Count every line in the data below where "развития" occurs, then state that number and nothing more.

[Begin]

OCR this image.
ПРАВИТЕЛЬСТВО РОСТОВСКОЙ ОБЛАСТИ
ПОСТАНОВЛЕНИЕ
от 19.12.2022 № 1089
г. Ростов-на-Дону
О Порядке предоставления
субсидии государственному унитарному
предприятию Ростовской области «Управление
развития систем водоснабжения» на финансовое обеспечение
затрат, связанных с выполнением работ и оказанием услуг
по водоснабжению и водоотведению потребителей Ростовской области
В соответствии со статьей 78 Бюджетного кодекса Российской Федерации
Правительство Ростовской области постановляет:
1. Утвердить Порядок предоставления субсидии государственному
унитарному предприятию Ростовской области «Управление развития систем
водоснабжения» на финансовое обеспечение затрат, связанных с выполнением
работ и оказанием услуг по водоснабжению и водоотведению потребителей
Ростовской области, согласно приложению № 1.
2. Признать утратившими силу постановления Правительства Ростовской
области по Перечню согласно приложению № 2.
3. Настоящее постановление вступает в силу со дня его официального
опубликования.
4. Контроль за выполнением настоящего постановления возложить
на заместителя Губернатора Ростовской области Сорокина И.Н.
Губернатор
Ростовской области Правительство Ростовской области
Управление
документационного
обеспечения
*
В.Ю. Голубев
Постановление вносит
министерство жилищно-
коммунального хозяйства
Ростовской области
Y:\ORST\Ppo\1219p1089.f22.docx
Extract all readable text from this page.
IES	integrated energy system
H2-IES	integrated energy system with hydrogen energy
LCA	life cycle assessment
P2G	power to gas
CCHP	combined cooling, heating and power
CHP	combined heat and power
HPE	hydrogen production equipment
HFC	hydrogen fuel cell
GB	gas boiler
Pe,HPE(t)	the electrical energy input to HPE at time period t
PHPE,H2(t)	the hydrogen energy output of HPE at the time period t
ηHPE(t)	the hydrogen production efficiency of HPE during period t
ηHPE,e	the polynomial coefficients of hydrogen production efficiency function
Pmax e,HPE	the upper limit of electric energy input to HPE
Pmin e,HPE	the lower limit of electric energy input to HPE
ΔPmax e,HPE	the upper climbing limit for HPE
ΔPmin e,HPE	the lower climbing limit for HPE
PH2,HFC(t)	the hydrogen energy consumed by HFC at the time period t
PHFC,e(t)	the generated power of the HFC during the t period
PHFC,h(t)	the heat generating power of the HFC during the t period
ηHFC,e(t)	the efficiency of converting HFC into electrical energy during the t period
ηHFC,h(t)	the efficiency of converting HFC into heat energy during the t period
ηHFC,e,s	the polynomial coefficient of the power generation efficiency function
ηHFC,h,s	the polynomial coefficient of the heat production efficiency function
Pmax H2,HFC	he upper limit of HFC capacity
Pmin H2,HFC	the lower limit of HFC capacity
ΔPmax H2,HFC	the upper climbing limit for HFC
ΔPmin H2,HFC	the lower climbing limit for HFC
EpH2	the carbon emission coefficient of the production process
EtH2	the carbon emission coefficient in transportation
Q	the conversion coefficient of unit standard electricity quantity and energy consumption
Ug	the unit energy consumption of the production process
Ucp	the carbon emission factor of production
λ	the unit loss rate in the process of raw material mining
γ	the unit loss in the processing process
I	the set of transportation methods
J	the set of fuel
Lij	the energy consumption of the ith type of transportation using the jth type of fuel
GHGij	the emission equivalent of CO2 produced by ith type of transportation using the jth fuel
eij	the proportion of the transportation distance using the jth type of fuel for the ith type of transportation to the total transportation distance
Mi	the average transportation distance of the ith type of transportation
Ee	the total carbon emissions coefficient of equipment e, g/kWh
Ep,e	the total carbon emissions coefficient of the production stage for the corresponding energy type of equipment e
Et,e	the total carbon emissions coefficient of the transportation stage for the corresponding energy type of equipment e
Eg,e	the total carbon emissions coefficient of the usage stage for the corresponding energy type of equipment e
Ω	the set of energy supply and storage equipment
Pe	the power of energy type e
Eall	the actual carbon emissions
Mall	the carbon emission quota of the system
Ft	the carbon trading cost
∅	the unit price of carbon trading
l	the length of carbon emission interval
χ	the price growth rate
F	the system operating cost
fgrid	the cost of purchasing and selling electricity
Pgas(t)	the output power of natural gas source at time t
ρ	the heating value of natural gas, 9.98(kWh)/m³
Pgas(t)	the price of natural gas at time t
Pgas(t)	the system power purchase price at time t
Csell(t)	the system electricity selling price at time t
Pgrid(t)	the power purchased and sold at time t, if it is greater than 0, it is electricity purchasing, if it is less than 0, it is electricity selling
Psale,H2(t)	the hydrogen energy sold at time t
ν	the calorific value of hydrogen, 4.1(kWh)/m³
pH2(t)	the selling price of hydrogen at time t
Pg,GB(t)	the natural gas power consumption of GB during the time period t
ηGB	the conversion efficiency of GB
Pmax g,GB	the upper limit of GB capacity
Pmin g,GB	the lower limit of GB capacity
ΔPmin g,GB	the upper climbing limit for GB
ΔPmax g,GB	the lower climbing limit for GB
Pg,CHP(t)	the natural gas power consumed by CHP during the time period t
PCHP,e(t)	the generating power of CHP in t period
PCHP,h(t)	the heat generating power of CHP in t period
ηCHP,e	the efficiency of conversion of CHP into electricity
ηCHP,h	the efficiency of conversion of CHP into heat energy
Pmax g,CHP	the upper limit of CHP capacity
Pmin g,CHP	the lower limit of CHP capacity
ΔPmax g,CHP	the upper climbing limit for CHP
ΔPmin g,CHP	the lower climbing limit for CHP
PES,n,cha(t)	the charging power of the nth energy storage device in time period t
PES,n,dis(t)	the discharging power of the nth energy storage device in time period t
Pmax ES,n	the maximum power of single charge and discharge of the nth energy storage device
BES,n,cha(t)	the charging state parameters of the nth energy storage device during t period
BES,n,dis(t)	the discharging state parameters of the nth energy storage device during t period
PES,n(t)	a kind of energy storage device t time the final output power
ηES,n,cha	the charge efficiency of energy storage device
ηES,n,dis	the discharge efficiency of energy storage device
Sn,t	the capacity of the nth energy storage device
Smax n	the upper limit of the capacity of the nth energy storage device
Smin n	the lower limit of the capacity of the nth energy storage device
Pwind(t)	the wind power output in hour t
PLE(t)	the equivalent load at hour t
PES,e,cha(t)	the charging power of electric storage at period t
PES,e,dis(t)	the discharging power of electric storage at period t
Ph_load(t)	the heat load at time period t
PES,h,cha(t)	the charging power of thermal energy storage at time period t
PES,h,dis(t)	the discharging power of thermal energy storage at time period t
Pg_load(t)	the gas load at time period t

[End]

Solution ▸ 2